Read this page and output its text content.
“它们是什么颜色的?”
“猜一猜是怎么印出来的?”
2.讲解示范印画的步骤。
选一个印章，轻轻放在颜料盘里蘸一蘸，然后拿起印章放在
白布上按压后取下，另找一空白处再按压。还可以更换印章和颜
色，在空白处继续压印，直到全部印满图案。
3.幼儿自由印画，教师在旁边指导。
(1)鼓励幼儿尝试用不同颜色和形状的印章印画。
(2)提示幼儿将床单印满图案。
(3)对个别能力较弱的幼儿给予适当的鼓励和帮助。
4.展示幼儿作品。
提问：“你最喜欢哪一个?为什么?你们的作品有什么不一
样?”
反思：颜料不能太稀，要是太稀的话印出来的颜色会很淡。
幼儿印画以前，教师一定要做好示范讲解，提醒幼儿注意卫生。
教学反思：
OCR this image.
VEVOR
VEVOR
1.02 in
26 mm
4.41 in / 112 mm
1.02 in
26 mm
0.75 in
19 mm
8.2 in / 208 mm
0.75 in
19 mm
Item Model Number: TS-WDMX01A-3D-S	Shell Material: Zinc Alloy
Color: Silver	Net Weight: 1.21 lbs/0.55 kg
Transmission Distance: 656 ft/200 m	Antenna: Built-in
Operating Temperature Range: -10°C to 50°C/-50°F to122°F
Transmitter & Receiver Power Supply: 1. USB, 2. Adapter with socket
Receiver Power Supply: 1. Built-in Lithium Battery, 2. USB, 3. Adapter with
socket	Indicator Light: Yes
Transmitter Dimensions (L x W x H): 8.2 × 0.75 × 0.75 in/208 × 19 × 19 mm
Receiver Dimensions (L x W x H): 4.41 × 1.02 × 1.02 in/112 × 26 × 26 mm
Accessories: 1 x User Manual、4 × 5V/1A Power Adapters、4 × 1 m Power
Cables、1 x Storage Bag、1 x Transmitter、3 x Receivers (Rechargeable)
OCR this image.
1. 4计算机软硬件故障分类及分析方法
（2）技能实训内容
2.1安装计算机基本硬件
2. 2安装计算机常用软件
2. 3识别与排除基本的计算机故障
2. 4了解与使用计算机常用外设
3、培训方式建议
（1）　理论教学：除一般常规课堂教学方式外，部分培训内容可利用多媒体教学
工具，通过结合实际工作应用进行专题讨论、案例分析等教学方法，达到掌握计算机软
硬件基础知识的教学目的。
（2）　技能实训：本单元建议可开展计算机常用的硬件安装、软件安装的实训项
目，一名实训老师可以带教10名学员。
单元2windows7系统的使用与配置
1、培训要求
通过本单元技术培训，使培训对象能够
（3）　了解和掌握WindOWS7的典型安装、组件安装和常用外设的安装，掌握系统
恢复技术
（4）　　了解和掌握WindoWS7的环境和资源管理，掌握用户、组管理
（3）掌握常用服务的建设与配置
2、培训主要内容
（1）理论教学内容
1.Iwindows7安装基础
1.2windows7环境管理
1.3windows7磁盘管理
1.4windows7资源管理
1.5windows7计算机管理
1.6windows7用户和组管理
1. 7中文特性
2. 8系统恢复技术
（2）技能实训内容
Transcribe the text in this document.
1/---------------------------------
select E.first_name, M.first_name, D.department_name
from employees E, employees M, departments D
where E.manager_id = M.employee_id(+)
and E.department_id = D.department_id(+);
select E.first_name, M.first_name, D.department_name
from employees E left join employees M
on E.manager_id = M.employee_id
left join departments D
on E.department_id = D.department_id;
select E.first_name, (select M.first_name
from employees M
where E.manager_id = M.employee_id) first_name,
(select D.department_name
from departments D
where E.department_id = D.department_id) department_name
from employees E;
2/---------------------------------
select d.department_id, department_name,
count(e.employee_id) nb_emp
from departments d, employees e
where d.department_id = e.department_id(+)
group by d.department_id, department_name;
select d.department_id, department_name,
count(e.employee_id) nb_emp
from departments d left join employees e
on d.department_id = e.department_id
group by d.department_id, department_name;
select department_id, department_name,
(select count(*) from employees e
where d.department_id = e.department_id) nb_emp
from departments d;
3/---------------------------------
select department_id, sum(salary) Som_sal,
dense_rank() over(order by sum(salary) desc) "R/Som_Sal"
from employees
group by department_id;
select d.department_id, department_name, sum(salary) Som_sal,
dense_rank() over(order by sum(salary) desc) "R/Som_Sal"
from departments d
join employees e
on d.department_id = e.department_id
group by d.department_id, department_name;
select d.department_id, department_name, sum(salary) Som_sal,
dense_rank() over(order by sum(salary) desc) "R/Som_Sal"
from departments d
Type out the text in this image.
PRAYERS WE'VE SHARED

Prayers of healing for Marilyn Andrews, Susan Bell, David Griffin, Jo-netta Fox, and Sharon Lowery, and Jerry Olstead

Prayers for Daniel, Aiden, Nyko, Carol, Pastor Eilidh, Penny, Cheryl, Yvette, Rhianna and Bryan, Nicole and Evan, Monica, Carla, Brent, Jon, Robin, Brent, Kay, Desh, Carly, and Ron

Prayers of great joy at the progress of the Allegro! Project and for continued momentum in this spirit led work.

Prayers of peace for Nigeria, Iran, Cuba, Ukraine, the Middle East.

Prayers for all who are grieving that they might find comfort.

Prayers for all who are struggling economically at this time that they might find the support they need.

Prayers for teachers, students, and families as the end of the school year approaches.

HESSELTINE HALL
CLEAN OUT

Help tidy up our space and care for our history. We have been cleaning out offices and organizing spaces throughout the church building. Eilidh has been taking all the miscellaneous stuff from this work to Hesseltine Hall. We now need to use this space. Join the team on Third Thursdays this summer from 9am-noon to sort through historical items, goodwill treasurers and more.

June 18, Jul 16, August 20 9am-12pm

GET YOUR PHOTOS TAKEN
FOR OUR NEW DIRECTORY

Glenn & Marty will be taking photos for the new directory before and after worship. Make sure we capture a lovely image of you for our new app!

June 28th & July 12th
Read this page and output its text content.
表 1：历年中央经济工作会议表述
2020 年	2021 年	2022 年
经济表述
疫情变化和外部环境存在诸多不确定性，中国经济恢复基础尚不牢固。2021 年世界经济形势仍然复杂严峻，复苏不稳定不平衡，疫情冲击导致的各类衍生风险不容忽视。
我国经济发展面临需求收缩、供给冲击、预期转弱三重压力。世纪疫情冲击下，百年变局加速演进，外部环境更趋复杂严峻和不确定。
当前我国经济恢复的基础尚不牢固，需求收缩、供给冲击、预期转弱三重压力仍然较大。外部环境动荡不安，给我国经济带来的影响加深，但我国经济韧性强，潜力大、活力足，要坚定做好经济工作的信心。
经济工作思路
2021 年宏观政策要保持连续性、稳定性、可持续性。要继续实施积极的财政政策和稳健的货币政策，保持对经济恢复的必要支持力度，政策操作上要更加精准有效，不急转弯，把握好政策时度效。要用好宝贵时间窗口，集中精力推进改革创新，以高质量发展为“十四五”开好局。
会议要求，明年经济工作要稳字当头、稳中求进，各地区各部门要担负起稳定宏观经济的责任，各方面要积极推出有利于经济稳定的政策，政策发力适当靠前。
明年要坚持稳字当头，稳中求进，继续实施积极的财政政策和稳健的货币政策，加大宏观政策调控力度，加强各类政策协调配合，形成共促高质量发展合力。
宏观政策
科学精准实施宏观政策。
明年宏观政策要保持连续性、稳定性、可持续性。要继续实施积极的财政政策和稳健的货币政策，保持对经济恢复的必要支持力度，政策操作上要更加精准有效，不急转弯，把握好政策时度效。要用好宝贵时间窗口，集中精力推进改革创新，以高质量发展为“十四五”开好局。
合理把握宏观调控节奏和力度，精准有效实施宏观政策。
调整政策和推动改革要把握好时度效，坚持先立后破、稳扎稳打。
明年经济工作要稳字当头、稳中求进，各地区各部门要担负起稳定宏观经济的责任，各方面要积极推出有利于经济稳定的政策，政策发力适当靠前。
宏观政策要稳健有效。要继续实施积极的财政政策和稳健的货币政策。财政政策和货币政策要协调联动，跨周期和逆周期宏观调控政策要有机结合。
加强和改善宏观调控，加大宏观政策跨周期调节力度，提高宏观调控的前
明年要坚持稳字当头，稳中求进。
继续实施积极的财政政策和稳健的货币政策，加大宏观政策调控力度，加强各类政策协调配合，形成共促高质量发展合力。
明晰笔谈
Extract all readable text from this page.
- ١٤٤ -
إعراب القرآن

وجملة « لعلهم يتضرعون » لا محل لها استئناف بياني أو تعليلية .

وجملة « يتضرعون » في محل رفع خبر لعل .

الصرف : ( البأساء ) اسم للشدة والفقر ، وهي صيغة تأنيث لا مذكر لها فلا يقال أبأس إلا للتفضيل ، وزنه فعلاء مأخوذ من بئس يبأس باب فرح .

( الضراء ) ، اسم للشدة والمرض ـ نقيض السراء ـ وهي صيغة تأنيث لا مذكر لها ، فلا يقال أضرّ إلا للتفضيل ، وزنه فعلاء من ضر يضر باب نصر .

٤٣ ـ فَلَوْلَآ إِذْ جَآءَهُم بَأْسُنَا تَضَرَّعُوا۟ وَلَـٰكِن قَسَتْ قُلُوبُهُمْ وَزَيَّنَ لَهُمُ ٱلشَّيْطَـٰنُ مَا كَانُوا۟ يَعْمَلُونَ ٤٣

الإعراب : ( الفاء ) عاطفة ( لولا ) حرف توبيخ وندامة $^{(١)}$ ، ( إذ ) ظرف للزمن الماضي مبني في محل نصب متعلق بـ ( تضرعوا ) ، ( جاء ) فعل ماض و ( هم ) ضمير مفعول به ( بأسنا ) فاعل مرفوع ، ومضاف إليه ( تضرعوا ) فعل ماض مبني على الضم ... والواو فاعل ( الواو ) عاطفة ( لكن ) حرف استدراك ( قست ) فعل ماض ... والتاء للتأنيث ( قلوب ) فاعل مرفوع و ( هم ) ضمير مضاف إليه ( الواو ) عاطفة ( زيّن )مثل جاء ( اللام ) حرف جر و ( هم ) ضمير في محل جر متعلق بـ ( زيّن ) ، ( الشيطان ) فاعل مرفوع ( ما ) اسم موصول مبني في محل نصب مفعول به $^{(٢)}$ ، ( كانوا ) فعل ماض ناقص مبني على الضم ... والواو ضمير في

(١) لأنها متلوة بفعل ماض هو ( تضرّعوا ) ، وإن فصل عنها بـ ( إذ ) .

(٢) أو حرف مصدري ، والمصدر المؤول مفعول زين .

____________________

Challenge
Scan the material for lines with the word "稳中求进", and copy each line you find.

Exercise output
会议要求，明年经济工作要稳字当头、稳中求进，各地区各部门要担负起稳定宏观经济的责任，各方面要积极推出有利于经济稳定的政策，政策发力适当靠前。
明年要坚持稳字当头，稳中求进，继续实施积极的财政政策和稳健的货币政策，加大宏观政策调控力度，加强各类政策协调配合，形成共促高质量发展合力。
明年经济工作要稳字当头、稳中求进，各地区各部门要担负起稳定宏观经济的责任，各方面要积极推出有利于经济稳定的政策，政策发力适当靠前。
明年要坚持稳字当头，稳中求进。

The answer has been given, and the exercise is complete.